### What you will do
From the entries provided below, copy each line that contains the word "JSON".

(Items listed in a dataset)
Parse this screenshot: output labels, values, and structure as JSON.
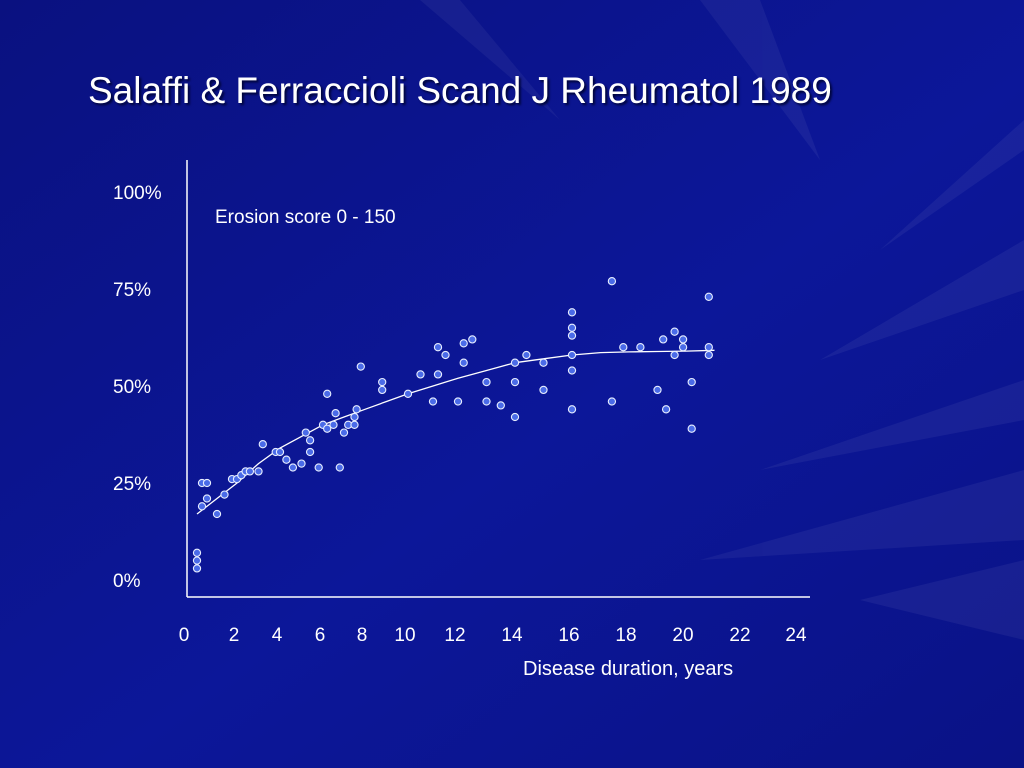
{
  "slide": {
    "title": "Salaffi & Ferraccioli Scand J Rheumatol 1989"
  },
  "colors": {
    "background": "#0a1290",
    "axis": "#ffffff",
    "point_fill": "#4a6be8",
    "point_stroke": "#e8eeff",
    "curve": "#ffffff"
  },
  "chart_data": {
    "type": "scatter",
    "title": "",
    "annotation": "Erosion score 0 - 150",
    "xlabel": "Disease duration, years",
    "ylabel": "",
    "x_ticks": [
      0,
      2,
      4,
      6,
      8,
      10,
      12,
      14,
      16,
      18,
      20,
      22,
      24
    ],
    "y_ticks": [
      "0%",
      "25%",
      "50%",
      "75%",
      "100%"
    ],
    "xlim": [
      0,
      24
    ],
    "ylim": [
      0,
      105
    ],
    "grid": false,
    "legend": "none",
    "series": [
      {
        "points": [
          [
            0.4,
            3
          ],
          [
            0.4,
            5
          ],
          [
            0.4,
            7
          ],
          [
            0.6,
            19
          ],
          [
            0.6,
            25
          ],
          [
            0.8,
            25
          ],
          [
            0.8,
            21
          ],
          [
            1.2,
            17
          ],
          [
            1.5,
            22
          ],
          [
            1.8,
            26
          ],
          [
            2.0,
            26
          ],
          [
            2.2,
            27
          ],
          [
            2.4,
            28
          ],
          [
            2.6,
            28
          ],
          [
            3.0,
            28
          ],
          [
            3.2,
            35
          ],
          [
            3.8,
            33
          ],
          [
            4.0,
            33
          ],
          [
            4.3,
            31
          ],
          [
            4.6,
            29
          ],
          [
            5.0,
            30
          ],
          [
            5.2,
            38
          ],
          [
            5.4,
            33
          ],
          [
            5.4,
            36
          ],
          [
            5.8,
            29
          ],
          [
            6.0,
            40
          ],
          [
            6.2,
            39
          ],
          [
            6.2,
            48
          ],
          [
            6.5,
            40
          ],
          [
            6.6,
            43
          ],
          [
            6.8,
            29
          ],
          [
            7.0,
            38
          ],
          [
            7.2,
            40
          ],
          [
            7.5,
            40
          ],
          [
            7.5,
            42
          ],
          [
            7.6,
            44
          ],
          [
            7.8,
            55
          ],
          [
            8.8,
            51
          ],
          [
            8.8,
            49
          ],
          [
            10.0,
            48
          ],
          [
            10.5,
            53
          ],
          [
            11.0,
            46
          ],
          [
            11.2,
            53
          ],
          [
            11.2,
            60
          ],
          [
            11.5,
            58
          ],
          [
            12.0,
            46
          ],
          [
            12.2,
            56
          ],
          [
            12.2,
            61
          ],
          [
            12.5,
            62
          ],
          [
            13.0,
            46
          ],
          [
            13.0,
            51
          ],
          [
            13.5,
            45
          ],
          [
            14.0,
            51
          ],
          [
            14.0,
            56
          ],
          [
            14.0,
            42
          ],
          [
            14.4,
            58
          ],
          [
            15.0,
            49
          ],
          [
            15.0,
            56
          ],
          [
            16.0,
            54
          ],
          [
            16.0,
            44
          ],
          [
            16.0,
            58
          ],
          [
            16.0,
            63
          ],
          [
            16.0,
            65
          ],
          [
            16.0,
            69
          ],
          [
            17.4,
            77
          ],
          [
            17.4,
            46
          ],
          [
            17.8,
            60
          ],
          [
            18.4,
            60
          ],
          [
            19.0,
            49
          ],
          [
            19.2,
            62
          ],
          [
            19.3,
            44
          ],
          [
            19.6,
            58
          ],
          [
            19.6,
            64
          ],
          [
            19.9,
            60
          ],
          [
            19.9,
            62
          ],
          [
            20.2,
            39
          ],
          [
            20.2,
            51
          ],
          [
            20.8,
            58
          ],
          [
            20.8,
            60
          ],
          [
            20.8,
            73
          ]
        ]
      }
    ],
    "trend_line": [
      [
        0.4,
        17
      ],
      [
        1.0,
        20
      ],
      [
        2.0,
        25
      ],
      [
        3.0,
        30
      ],
      [
        4.0,
        34
      ],
      [
        5.0,
        37
      ],
      [
        6.0,
        40
      ],
      [
        7.0,
        42
      ],
      [
        8.0,
        44
      ],
      [
        9.0,
        46
      ],
      [
        10.0,
        48
      ],
      [
        11.0,
        50
      ],
      [
        12.0,
        52
      ],
      [
        13.0,
        54
      ],
      [
        14.0,
        56
      ],
      [
        15.0,
        57
      ],
      [
        16.0,
        58
      ],
      [
        17.0,
        58.6
      ],
      [
        18.0,
        58.8
      ],
      [
        19.0,
        58.9
      ],
      [
        20.0,
        59
      ],
      [
        21.0,
        59.2
      ]
    ]
  }
}
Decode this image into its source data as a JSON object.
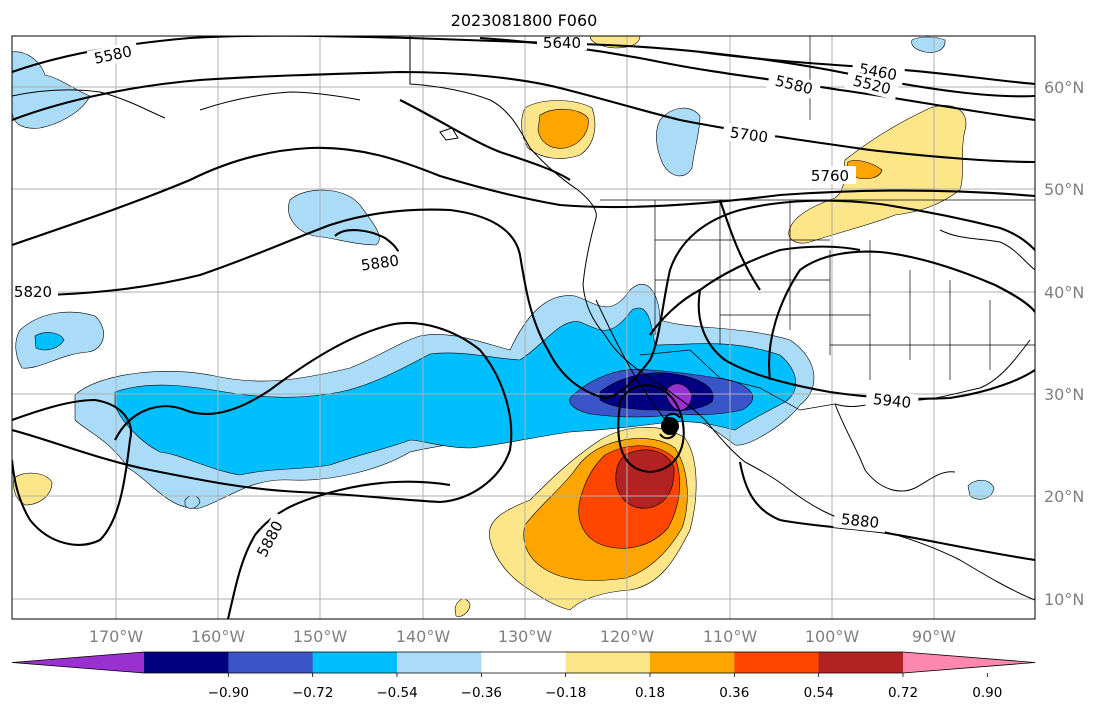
{
  "title": "2023081800 F060",
  "map": {
    "lon_labels": [
      "170°W",
      "160°W",
      "150°W",
      "140°W",
      "130°W",
      "120°W",
      "110°W",
      "100°W",
      "90°W"
    ],
    "lat_labels": [
      "60°N",
      "50°N",
      "40°N",
      "30°N",
      "20°N",
      "10°N"
    ],
    "contour_labels": [
      "5580",
      "5640",
      "5460",
      "5580",
      "5520",
      "5700",
      "5760",
      "5880",
      "5820",
      "5940",
      "5880",
      "5880"
    ],
    "hurricane_symbol": "tropical-cyclone-marker"
  },
  "colorbar": {
    "tick_labels": [
      "−0.90",
      "−0.72",
      "−0.54",
      "−0.36",
      "−0.18",
      "0.18",
      "0.36",
      "0.54",
      "0.72",
      "0.90"
    ],
    "colors": [
      "#9b30d0",
      "#000080",
      "#3a55c8",
      "#00bfff",
      "#aadcf8",
      "#ffffff",
      "#fde68a",
      "#ffa500",
      "#ff4500",
      "#b22222",
      "#ff88b0"
    ]
  }
}
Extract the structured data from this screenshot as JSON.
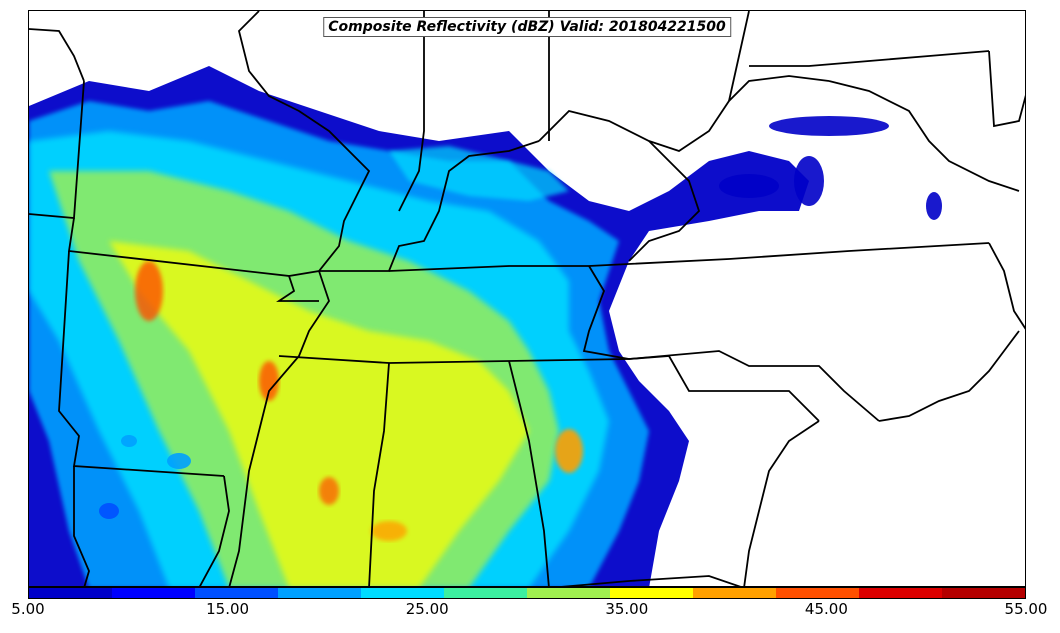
{
  "map": {
    "title": "Composite Reflectivity (dBZ) Valid: 201804221500",
    "colorbar": {
      "colors": [
        "#0000c8",
        "#0000ff",
        "#0050ff",
        "#00a0ff",
        "#00dcff",
        "#3cf0a0",
        "#a0f050",
        "#ffff00",
        "#ffa000",
        "#ff5000",
        "#dc0000",
        "#b40000"
      ],
      "tick_labels": [
        "5.00",
        "15.00",
        "25.00",
        "35.00",
        "45.00",
        "55.00"
      ]
    },
    "colors": {
      "boundary": "#000000",
      "background": "#ffffff",
      "title_border": "#555555"
    }
  }
}
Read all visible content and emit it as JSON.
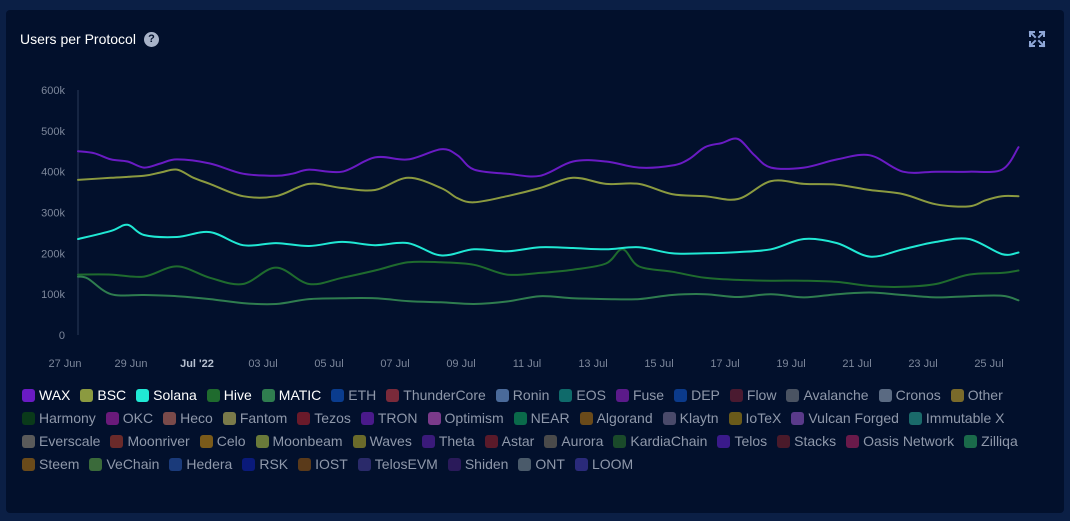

### Expected answer
Parse this screenshot: output labels, values, and structure as JSON.
Decode this image into its source data as a JSON object.
Extract the structured data from this screenshot as JSON.
Read all visible content and emit it as JSON.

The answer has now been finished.